----- Records

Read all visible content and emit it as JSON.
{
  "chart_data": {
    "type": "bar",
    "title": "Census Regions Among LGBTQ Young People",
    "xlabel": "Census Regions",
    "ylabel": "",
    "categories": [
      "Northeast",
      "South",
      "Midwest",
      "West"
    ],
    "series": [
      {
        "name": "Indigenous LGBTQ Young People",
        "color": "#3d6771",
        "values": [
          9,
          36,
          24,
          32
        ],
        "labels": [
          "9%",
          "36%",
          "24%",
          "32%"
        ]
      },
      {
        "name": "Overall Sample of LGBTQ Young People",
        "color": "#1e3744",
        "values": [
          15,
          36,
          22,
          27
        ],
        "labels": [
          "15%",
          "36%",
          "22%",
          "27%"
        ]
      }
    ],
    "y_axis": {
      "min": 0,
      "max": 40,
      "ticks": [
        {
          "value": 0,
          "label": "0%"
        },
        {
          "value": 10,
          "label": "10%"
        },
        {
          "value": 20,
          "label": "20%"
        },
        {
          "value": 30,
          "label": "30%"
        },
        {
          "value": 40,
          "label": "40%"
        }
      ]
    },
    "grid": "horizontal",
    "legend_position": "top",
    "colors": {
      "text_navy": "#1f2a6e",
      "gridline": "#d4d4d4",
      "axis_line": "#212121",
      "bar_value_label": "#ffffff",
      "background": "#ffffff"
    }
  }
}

----------

▸ Aim of the exercise
Extract all lines of the records above that include "ffffff".

▸ Solution to this problem
      "bar_value_label": "#ffffff",
      "background": "#ffffff"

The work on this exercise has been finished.